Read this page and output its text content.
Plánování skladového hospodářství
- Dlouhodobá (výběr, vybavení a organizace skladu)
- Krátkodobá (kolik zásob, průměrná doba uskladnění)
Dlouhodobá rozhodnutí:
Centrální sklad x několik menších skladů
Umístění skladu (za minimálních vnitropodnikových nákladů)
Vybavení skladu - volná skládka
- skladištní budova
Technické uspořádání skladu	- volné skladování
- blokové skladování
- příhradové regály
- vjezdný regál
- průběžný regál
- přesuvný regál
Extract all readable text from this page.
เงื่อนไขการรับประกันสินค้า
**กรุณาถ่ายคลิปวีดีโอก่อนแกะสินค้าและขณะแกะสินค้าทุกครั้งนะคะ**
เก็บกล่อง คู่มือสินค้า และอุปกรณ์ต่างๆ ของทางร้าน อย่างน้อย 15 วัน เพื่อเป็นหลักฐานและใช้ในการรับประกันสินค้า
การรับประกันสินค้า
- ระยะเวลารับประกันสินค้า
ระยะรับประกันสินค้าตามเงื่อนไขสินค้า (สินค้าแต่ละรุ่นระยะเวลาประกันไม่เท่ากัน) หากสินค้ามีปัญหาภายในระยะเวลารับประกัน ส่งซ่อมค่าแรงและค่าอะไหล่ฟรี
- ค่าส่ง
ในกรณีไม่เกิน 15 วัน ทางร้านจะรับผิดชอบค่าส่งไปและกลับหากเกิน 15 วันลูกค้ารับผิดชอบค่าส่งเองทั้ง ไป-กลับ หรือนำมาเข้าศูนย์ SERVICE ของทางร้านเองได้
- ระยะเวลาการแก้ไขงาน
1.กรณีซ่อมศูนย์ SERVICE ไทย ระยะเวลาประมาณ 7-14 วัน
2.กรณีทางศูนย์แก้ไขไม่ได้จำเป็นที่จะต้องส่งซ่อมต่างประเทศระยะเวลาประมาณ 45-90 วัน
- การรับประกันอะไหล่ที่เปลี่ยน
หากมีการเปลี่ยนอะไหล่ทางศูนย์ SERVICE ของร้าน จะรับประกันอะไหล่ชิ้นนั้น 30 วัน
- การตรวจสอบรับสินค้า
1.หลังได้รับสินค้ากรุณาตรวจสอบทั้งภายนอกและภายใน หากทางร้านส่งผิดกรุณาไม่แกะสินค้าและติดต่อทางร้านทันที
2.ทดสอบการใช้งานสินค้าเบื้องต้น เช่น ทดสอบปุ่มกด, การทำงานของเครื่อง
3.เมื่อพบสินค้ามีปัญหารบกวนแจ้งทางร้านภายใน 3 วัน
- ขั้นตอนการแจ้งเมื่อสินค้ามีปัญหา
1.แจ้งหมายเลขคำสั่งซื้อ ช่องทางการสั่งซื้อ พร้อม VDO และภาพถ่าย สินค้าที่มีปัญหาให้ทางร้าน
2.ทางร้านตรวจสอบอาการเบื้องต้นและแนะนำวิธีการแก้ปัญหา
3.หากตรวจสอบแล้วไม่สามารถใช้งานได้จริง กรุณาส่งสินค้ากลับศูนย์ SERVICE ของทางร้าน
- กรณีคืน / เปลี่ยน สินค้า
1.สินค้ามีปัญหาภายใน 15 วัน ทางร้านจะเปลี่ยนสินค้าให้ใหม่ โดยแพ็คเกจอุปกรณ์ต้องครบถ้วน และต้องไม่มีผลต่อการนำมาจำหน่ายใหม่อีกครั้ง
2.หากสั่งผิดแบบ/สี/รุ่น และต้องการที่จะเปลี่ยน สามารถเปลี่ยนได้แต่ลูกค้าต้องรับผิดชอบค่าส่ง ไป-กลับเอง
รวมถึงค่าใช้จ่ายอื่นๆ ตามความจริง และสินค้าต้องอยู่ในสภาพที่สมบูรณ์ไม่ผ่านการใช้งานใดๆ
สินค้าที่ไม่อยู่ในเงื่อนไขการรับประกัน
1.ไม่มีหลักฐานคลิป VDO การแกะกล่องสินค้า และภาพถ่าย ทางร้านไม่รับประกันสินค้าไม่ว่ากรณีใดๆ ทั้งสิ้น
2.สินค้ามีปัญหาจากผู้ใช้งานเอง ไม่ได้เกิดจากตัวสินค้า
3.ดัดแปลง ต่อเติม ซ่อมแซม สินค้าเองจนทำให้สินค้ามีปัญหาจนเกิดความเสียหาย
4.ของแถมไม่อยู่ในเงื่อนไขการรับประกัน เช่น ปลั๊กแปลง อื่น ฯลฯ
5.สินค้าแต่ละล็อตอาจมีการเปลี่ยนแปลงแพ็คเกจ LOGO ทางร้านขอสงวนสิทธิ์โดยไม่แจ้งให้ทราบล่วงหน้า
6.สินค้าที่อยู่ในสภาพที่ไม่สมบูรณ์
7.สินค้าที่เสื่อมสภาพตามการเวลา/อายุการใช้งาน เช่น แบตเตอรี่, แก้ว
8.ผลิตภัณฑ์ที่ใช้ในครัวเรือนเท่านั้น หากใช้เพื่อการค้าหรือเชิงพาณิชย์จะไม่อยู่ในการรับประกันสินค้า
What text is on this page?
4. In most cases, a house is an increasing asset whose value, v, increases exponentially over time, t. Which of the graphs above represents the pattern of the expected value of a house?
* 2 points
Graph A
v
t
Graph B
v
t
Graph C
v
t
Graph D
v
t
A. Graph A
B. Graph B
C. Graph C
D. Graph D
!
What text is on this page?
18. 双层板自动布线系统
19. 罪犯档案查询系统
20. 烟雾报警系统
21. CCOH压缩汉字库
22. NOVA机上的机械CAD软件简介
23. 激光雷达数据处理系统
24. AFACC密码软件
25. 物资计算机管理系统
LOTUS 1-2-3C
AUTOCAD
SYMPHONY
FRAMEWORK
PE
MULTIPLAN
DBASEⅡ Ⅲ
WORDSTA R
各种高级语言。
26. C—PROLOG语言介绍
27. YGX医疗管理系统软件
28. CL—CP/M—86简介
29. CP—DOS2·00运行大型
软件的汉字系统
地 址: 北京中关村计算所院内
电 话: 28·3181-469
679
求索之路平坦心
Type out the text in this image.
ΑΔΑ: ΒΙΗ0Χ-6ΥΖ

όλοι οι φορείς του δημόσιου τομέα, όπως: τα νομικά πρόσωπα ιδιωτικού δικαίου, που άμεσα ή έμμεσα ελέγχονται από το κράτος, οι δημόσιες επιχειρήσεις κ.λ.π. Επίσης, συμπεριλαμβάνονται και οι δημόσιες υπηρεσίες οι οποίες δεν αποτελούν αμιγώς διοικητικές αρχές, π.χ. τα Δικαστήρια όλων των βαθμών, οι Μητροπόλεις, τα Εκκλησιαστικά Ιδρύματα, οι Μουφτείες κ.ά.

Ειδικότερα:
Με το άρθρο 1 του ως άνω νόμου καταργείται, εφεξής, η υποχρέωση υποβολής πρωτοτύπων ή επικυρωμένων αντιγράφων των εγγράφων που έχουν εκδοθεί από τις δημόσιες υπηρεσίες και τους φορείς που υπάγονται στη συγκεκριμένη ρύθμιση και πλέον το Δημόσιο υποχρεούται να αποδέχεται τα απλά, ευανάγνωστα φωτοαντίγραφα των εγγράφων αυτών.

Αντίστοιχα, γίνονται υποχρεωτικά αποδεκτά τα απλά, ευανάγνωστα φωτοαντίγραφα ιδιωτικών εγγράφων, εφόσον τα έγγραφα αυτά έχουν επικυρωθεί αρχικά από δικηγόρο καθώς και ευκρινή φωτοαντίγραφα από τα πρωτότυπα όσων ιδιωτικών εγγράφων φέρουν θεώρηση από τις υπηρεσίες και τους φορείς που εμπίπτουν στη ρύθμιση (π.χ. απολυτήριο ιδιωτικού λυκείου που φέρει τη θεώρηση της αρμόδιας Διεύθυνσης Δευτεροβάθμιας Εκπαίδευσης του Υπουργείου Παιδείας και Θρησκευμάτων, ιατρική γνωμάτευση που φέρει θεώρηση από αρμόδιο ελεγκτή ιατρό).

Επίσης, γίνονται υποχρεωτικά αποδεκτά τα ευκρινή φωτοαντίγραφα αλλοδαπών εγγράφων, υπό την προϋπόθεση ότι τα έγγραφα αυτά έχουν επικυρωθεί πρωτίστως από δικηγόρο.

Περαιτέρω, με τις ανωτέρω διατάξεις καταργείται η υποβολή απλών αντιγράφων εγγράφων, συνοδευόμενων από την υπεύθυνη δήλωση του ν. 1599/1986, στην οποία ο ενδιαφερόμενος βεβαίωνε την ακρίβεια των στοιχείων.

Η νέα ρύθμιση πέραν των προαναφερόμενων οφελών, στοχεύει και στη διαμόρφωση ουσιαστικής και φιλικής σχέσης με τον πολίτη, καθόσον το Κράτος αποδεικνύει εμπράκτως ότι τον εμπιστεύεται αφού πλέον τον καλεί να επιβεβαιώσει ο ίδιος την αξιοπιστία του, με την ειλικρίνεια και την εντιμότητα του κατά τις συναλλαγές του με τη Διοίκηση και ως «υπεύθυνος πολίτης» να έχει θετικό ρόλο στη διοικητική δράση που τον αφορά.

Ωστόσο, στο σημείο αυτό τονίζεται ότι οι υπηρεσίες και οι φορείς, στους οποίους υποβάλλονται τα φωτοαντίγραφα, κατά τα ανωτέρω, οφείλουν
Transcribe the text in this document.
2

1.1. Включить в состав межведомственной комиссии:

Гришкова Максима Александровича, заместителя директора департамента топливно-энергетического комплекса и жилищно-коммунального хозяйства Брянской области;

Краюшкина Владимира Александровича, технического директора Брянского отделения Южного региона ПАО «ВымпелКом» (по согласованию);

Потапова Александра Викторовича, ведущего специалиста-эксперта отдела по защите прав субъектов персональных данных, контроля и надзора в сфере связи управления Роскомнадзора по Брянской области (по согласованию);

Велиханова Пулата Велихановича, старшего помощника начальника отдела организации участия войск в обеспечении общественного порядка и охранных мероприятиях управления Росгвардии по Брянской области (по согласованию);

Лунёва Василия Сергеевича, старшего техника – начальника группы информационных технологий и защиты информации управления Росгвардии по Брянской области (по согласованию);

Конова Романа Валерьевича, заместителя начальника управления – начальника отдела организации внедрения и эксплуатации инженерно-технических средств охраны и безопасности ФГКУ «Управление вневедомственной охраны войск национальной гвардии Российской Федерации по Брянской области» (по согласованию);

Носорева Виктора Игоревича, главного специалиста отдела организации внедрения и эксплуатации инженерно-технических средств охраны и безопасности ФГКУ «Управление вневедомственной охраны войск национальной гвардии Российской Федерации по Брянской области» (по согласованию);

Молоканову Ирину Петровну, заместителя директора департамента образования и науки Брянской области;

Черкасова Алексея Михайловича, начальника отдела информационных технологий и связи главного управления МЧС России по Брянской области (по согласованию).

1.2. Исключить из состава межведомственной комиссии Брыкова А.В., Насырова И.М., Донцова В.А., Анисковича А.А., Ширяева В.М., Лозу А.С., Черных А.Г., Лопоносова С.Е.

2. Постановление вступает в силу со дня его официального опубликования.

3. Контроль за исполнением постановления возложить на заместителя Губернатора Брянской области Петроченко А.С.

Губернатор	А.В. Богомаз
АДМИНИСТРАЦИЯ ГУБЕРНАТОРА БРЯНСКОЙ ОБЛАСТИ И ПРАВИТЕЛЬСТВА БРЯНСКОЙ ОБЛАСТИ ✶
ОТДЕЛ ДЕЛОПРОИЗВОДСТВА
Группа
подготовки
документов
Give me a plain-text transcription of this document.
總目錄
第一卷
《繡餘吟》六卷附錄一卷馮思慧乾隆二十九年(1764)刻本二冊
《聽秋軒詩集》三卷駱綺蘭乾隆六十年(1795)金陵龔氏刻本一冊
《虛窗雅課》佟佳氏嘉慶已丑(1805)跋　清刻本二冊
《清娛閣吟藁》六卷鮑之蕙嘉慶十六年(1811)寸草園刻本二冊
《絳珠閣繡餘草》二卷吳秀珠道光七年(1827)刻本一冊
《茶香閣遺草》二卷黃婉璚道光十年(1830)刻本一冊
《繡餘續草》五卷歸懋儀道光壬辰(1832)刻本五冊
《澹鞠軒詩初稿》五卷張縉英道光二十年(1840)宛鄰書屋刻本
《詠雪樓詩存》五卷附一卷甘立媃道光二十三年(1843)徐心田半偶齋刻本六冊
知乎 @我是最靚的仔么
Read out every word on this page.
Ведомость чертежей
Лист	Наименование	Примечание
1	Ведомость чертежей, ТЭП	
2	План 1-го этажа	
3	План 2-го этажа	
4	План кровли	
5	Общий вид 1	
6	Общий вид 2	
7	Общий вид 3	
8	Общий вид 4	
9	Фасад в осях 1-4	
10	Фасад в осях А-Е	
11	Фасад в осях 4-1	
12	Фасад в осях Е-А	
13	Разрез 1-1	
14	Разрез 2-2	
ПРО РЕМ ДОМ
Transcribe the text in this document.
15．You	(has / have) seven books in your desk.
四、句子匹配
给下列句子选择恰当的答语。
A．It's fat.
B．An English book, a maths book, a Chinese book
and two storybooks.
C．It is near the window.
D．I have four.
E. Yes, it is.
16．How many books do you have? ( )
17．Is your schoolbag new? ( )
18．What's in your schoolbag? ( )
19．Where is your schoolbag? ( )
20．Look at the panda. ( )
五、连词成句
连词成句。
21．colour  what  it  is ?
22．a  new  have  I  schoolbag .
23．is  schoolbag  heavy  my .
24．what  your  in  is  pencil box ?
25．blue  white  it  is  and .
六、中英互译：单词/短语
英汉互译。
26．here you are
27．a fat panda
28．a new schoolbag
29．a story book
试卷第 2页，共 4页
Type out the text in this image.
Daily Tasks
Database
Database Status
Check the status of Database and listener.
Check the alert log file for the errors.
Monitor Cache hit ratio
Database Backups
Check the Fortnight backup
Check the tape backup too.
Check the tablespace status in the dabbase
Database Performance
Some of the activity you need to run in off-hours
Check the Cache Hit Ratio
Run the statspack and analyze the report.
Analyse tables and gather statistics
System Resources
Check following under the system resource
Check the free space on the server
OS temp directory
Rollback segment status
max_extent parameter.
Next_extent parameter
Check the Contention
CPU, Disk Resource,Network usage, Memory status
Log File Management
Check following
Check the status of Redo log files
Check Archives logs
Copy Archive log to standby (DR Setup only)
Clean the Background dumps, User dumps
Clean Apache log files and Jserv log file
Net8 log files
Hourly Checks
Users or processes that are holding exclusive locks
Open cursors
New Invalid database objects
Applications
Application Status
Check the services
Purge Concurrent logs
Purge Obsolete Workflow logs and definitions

-*-

— Your instructions —
From the listing above, report the number of lines containing the string "logs", without any accompanying remarks.

— Finished task —
3